_WORK TO COMPLETE:_
Please transcribe the lines word for word, from the line that contains "Text: N: N [132, 157, 142, 170]" through the line that contains "Decompose this screenshot", including both of those lines.

── MATERIAL PROVIDED ──

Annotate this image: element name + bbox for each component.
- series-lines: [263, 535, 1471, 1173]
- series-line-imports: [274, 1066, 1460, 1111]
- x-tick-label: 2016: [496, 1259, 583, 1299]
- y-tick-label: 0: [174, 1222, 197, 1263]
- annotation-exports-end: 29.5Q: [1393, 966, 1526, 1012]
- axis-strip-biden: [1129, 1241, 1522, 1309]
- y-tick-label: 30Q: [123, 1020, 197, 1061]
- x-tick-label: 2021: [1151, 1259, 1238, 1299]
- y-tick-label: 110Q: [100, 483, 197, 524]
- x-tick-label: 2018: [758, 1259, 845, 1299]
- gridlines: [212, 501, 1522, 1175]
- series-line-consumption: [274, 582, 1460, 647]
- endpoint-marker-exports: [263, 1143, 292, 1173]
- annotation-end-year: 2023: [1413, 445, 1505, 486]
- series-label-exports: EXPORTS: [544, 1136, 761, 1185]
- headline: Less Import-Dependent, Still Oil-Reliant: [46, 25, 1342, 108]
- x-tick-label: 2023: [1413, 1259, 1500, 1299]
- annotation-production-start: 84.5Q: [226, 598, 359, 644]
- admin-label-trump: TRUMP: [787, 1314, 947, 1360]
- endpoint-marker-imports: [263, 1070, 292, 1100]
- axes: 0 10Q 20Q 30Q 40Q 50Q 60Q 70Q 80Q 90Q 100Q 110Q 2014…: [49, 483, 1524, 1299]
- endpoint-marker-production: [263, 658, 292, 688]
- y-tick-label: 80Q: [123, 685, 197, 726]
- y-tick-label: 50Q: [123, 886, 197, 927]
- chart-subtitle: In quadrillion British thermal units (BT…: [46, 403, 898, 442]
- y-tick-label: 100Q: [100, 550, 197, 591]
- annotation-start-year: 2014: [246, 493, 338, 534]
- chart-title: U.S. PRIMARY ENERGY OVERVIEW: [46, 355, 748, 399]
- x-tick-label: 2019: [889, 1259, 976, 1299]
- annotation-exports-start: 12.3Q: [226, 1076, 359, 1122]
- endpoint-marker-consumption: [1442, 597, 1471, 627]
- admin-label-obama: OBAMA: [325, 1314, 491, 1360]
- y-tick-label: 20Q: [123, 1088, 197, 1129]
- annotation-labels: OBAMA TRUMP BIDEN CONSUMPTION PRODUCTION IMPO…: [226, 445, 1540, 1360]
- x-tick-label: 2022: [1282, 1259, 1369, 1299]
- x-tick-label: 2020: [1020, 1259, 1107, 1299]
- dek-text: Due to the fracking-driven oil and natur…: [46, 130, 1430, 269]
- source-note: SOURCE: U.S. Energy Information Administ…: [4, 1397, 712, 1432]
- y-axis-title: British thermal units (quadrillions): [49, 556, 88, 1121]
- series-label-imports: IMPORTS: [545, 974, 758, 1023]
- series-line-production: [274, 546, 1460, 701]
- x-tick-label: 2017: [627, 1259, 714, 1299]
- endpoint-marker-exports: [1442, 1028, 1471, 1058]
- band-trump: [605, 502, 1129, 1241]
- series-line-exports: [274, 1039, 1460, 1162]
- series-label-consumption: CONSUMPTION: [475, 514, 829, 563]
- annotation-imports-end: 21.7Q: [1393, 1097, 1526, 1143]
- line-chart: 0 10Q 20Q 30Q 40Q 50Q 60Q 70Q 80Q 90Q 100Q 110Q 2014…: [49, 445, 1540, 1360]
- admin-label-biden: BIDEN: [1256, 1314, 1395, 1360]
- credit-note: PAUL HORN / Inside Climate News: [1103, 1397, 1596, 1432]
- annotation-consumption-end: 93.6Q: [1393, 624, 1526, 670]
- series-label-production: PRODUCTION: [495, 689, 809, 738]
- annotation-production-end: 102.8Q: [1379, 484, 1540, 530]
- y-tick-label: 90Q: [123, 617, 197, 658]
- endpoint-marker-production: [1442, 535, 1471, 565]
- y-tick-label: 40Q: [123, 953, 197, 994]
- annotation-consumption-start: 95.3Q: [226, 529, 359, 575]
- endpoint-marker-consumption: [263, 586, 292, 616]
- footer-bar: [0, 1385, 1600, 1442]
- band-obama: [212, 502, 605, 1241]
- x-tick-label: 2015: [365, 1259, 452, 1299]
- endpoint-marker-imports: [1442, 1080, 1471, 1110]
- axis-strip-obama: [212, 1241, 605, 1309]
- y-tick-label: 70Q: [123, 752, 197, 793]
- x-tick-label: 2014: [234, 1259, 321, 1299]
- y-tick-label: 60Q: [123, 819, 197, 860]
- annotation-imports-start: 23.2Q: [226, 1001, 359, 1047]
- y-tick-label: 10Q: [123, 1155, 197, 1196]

───
── MATERIAL PROVIDED ──

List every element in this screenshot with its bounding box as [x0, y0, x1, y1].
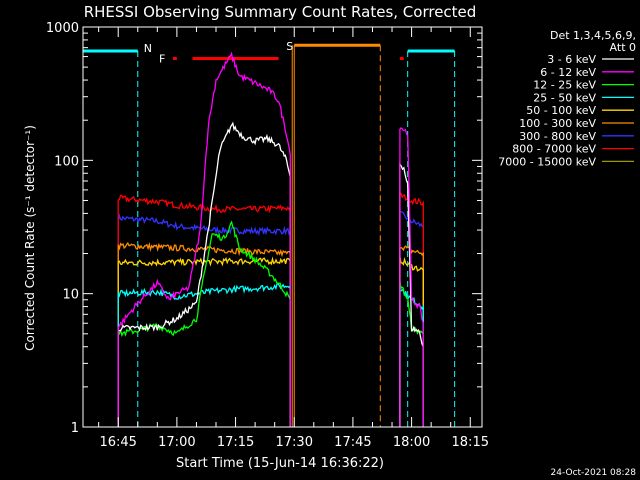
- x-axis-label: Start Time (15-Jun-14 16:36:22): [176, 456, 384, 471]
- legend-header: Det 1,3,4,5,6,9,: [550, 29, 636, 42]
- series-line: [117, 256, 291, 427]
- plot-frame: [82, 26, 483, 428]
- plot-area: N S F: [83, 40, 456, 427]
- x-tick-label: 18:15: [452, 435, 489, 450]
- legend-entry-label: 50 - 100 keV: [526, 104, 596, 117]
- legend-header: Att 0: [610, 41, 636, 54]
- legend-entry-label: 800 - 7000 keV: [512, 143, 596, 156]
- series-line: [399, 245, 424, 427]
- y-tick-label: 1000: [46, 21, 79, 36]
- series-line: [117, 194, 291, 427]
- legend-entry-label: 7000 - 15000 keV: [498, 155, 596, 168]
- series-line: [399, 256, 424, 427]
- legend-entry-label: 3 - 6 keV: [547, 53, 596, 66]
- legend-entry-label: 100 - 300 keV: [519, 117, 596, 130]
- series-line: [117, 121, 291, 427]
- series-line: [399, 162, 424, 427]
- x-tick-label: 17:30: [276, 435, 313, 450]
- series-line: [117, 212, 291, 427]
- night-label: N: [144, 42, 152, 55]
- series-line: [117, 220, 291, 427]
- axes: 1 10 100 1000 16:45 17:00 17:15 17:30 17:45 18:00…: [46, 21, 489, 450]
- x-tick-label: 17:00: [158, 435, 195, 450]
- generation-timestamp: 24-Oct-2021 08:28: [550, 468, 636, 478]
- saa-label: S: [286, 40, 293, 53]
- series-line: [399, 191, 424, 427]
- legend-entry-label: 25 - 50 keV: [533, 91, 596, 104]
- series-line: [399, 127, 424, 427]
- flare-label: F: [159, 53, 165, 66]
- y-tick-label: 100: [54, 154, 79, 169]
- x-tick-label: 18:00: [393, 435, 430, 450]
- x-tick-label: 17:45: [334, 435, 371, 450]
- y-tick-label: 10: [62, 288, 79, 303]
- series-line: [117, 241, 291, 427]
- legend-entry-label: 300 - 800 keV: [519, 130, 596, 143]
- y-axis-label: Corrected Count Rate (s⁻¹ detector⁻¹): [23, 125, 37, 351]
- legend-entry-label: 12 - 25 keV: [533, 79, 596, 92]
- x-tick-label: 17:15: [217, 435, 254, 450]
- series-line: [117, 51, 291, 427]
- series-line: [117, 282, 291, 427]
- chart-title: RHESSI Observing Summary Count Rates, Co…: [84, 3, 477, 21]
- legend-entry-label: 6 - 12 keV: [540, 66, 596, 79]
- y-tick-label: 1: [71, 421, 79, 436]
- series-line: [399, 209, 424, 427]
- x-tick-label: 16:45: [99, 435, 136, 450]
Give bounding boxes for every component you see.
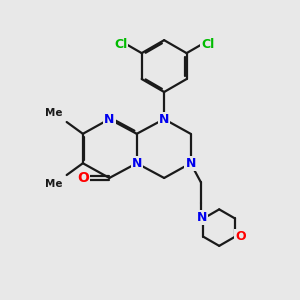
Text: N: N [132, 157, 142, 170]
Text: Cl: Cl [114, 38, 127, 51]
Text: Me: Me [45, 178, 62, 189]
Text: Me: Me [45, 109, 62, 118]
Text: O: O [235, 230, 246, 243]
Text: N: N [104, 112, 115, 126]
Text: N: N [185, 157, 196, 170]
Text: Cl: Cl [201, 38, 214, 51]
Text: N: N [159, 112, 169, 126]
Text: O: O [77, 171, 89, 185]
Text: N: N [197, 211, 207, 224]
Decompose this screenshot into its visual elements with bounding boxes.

───
── MATERIAL PROVIDED ──

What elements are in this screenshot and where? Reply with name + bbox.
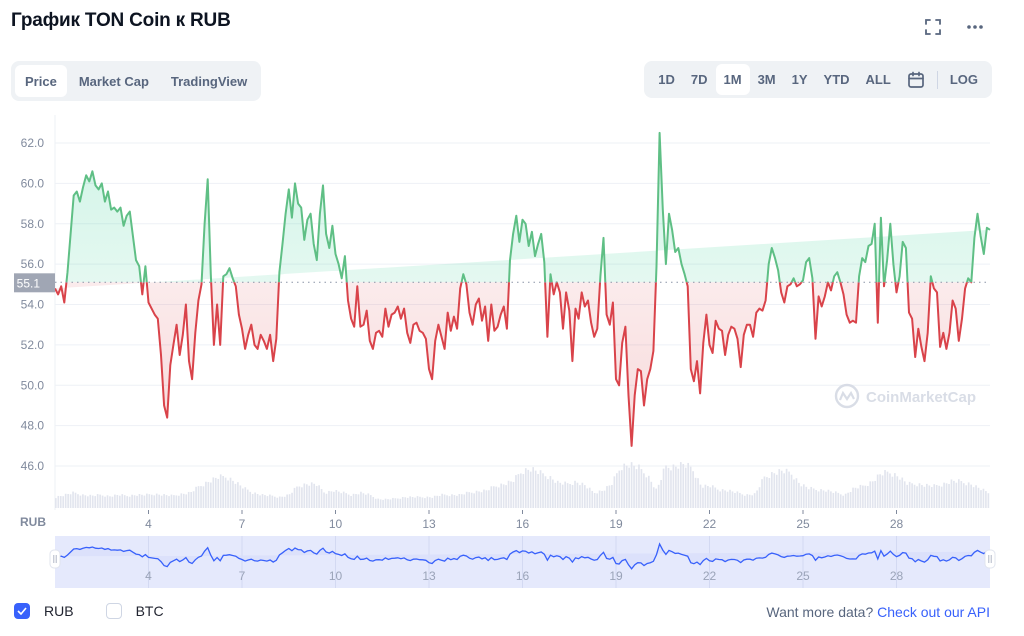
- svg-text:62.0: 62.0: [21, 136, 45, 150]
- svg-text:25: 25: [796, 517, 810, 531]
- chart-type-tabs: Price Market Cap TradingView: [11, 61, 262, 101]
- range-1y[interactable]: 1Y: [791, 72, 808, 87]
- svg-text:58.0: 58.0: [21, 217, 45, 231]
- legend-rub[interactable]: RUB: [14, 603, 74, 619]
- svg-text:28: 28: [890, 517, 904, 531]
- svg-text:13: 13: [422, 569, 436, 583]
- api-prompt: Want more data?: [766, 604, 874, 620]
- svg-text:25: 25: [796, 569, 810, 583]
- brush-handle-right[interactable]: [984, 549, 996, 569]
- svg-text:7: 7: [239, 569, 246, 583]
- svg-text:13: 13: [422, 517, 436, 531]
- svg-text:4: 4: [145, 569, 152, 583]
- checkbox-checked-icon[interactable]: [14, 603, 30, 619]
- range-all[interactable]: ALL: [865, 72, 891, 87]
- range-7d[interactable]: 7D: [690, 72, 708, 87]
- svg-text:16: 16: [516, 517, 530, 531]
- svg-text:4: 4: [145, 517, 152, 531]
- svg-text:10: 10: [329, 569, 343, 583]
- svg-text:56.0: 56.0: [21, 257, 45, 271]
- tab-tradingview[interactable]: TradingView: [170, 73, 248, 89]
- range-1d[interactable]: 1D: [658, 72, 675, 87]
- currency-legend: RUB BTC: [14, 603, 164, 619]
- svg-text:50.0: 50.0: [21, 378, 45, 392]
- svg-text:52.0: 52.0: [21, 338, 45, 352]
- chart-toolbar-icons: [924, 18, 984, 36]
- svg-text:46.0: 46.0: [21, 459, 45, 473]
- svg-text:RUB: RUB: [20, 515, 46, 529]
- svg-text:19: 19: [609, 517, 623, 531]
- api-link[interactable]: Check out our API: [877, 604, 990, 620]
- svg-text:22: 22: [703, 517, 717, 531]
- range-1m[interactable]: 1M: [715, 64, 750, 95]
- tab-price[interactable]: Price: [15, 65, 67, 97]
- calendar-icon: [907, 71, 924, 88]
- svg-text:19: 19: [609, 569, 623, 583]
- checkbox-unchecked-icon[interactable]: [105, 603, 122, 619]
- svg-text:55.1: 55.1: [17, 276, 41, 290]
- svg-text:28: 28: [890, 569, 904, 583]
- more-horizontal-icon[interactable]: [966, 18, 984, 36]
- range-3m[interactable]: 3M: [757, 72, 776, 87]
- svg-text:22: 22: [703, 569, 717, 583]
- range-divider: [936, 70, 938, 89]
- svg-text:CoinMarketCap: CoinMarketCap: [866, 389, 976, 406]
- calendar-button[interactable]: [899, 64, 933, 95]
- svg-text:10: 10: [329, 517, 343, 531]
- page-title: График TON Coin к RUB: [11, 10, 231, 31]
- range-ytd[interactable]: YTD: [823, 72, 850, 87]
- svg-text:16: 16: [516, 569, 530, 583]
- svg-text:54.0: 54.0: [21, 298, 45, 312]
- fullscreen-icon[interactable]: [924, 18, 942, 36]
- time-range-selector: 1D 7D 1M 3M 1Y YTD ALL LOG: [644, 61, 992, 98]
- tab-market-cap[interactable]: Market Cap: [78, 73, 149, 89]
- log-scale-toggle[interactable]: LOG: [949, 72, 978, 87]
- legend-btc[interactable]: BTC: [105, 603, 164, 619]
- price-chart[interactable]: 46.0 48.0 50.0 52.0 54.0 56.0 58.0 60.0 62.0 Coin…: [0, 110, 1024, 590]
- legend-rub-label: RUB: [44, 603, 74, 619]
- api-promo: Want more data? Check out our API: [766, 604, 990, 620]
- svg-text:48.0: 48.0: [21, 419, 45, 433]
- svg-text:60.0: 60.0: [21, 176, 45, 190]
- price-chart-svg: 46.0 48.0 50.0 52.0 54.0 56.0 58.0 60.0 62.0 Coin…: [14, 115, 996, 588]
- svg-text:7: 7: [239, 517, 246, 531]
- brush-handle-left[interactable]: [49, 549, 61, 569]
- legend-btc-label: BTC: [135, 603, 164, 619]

───

_EXERCISE RESULT:_
Text: N: N [132, 157, 142, 170]
Text: Cl: Cl [114, 38, 127, 51]
Text: Me: Me [45, 178, 62, 189]
Text: Me: Me [45, 109, 62, 118]
Text: O: O [235, 230, 246, 243]
Text: N: N [104, 112, 115, 126]
Text: N: N [185, 157, 196, 170]
Text: Cl: Cl [201, 38, 214, 51]
Text: N: N [159, 112, 169, 126]
Text: O: O [77, 171, 89, 185]
Text: N: N [197, 211, 207, 224]
Decompose this screenshot into its visual elements with bounding boxes.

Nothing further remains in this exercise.